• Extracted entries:
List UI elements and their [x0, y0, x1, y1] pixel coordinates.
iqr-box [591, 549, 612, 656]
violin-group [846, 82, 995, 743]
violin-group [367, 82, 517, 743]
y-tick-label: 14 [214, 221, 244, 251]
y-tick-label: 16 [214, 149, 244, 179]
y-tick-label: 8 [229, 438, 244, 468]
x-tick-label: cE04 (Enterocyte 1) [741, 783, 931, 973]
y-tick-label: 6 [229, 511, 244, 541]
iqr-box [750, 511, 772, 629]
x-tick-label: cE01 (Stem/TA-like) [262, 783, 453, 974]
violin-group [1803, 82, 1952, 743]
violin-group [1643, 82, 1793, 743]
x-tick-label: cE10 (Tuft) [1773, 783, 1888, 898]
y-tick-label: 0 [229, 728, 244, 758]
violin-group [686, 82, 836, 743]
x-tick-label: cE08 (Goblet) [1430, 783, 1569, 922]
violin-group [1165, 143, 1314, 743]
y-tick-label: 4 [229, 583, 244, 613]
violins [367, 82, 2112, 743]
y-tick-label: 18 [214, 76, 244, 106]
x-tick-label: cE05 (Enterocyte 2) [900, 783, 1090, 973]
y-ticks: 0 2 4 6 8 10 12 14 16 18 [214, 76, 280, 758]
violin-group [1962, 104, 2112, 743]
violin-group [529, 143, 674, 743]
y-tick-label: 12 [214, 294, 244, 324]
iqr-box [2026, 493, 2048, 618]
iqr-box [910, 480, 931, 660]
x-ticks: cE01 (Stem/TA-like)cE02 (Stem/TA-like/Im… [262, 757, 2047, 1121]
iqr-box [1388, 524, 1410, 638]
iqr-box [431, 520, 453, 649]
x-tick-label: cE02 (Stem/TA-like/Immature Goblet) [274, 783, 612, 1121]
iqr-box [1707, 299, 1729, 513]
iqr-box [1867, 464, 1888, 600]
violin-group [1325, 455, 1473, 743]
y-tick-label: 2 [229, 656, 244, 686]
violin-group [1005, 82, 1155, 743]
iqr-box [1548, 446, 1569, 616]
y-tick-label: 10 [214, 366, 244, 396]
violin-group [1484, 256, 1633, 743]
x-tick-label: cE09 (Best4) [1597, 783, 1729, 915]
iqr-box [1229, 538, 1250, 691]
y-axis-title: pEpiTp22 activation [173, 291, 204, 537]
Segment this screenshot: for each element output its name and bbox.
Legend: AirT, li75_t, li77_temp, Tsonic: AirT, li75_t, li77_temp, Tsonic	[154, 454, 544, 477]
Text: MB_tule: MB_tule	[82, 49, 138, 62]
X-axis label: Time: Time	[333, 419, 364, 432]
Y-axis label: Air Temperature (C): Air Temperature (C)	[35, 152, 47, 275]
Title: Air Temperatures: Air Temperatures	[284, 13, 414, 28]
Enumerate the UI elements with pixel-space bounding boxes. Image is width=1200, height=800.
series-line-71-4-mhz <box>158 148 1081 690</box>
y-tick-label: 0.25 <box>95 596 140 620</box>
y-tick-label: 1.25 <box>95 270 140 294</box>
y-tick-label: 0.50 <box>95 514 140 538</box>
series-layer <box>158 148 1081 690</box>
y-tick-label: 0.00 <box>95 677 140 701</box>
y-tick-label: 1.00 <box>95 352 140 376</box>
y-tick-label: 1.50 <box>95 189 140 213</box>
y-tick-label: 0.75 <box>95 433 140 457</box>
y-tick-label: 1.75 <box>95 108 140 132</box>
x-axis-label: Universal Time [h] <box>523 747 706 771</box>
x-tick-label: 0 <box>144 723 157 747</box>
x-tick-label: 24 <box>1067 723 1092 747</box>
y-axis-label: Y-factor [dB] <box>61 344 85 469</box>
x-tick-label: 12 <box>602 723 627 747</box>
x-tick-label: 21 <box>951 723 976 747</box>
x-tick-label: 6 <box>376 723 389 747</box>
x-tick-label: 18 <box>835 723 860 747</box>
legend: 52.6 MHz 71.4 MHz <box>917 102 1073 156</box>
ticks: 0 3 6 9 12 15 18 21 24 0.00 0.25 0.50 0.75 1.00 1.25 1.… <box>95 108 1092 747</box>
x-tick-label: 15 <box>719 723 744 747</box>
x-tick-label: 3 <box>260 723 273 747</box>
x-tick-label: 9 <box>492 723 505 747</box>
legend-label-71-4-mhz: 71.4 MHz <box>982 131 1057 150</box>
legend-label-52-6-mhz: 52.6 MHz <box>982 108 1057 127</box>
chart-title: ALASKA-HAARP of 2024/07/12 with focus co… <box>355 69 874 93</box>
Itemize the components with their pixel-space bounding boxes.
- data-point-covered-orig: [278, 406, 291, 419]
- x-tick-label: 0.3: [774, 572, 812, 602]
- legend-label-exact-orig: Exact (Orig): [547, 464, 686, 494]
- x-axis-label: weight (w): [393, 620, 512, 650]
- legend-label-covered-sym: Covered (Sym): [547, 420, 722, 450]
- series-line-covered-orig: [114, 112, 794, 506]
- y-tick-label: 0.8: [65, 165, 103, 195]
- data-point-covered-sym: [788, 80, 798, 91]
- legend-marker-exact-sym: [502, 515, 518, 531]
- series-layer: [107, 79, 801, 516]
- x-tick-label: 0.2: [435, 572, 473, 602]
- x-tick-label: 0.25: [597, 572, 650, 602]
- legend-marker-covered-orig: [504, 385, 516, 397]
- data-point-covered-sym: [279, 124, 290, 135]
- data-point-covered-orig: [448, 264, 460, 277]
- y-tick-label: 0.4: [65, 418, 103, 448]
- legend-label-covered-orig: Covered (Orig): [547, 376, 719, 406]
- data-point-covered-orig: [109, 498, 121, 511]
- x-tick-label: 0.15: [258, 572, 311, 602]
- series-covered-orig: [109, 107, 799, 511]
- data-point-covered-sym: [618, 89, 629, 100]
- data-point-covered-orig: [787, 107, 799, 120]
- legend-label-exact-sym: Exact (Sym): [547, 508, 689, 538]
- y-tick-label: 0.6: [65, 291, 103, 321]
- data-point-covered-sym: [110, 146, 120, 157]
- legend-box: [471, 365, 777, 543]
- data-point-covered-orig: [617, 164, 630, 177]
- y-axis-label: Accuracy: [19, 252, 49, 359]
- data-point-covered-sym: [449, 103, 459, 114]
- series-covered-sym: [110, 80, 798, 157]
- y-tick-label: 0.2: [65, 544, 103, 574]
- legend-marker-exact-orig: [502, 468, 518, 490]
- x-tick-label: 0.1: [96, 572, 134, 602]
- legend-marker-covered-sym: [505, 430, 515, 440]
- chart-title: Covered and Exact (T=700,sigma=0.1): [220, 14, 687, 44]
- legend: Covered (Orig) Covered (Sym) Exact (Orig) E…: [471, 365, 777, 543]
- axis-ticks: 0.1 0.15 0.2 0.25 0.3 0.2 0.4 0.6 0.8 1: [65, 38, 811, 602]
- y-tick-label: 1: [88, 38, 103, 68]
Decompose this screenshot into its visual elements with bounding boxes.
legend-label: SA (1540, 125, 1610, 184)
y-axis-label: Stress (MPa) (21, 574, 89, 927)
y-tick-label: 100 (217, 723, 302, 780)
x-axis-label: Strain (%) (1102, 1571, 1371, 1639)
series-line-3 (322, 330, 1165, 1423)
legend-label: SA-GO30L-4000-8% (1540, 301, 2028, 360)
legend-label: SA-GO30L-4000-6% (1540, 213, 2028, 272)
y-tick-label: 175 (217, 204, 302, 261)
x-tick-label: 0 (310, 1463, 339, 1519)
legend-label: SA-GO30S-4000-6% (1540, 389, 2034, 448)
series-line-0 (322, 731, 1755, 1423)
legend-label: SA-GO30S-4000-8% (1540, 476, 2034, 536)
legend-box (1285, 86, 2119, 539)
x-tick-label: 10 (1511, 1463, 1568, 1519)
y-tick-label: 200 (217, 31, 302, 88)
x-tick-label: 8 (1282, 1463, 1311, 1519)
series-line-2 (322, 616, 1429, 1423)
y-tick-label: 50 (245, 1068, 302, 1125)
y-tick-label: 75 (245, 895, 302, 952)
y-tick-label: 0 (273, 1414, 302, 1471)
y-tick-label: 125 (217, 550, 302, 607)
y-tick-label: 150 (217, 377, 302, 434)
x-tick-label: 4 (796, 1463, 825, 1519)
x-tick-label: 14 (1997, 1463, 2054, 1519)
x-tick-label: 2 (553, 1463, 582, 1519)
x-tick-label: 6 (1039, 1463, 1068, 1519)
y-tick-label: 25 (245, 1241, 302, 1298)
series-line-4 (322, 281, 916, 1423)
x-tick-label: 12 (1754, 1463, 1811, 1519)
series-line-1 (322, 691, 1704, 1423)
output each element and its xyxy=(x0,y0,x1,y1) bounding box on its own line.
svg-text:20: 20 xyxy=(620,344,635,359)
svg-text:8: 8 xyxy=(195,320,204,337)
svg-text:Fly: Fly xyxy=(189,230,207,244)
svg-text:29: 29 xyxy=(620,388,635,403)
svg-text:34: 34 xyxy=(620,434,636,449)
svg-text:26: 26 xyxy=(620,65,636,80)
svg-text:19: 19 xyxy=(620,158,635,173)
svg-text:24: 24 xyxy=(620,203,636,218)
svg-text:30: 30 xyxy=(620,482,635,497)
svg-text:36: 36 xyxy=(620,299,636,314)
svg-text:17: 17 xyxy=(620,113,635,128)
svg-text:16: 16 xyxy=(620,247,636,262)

• Objective:
Please repeat the entries from the start through the line with "y-tick-label: 8 [229, 438, 244, 468]", keeping every line unchanged.

• In response:
List UI elements and their [x0, y0, x1, y1] pixel coordinates.
iqr-box [591, 549, 612, 656]
violin-group [846, 82, 995, 743]
violin-group [367, 82, 517, 743]
y-tick-label: 14 [214, 221, 244, 251]
y-tick-label: 16 [214, 149, 244, 179]
y-tick-label: 8 [229, 438, 244, 468]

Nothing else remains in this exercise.